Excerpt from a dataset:
++++++
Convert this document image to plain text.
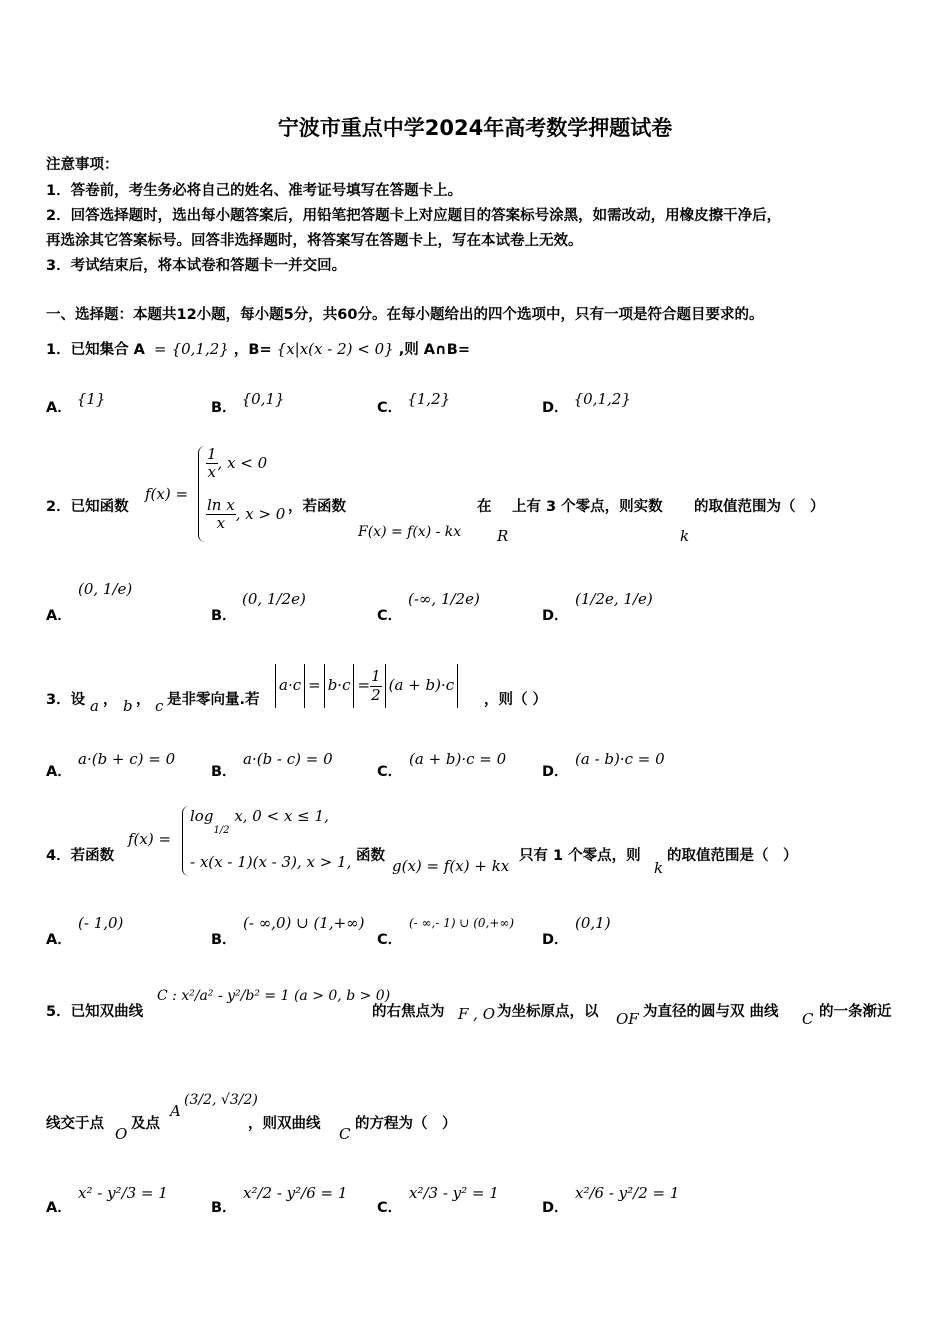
宁波市重点中学2024年高考数学押题试卷
注意事项：
1．答卷前，考生务必将自己的姓名、准考证号填写在答题卡上。
2．回答选择题时，选出每小题答案后，用铅笔把答题卡上对应题目的答案标号涂黑，如需改动，用橡皮擦干净后，
再选涂其它答案标号。回答非选择题时，将答案写在答题卡上，写在本试卷上无效。
3．考试结束后，将本试卷和答题卡一并交回。
一、选择题：本题共12小题，每小题5分，共60分。在每小题给出的四个选项中，只有一项是符合题目要求的。
1．已知集合 A = {0,1,2} ，B= {x|x(x - 2) < 0} ,则 A∩B=
A． {1}	B． {0,1}	C． {1,2}	D． {0,1,2}
2．已知函数
f(x) =
$\frac{1}{x}$ , x < 0
$\frac{\text{ln x}}{x}$ , x > 0 ，若函数
F(x) = f(x) - kx
在
R
上有 3 个零点，则实数 的取值范围为（　）
k
A．
(0, 1/e)
B．
(0, 1/2e)
C．
(-∞, 1/2e)
D．
(1/2e, 1/e)
3．设 a ， b ， c 是非零向量.若
$a\cdot c = b\cdot c = \frac{1}{2} (a + b)\cdot c$
，则（ ）
A．
a·(b + c) = 0
B．
a·(b - c) = 0
C．
(a + b)·c = 0
D．
(a - b)·c = 0
4．若函数
f(x) =
$\log_{1/2} x$, 0 < x ≤ 1,
- x(x - 1)(x - 3), x > 1, 函数
g(x) = f(x) + kx
只有 1 个零点，则
k
的取值范围是（　）
A．
(- 1,0)
B．
(- ∞,0) ∪ (1,+∞)
C．
(- ∞,- 1) ∪ (0,+∞)
D．
(0,1)
5．已知双曲线
C : x²/a² - y²/b² = 1 (a > 0, b > 0)
的右焦点为 F , O 为坐标原点，以 OF 为直径的圆与双 曲线 C 的一条渐近
线交于点
O
及点
A
(3/2, √3/2)
，则双曲线
C
的方程为（　）
A．
x² - y²/3 = 1
B．
x²/2 - y²/6 = 1
C．
x²/3 - y² = 1
D．
x²/6 - y²/2 = 1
++++++
### Given request:
Identify every line above with the string "text" in it. Copy those lines.

### Response to the task:
Convert this document image to plain text.
$\frac{\text{ln x}}{x}$ , x > 0 ，若函数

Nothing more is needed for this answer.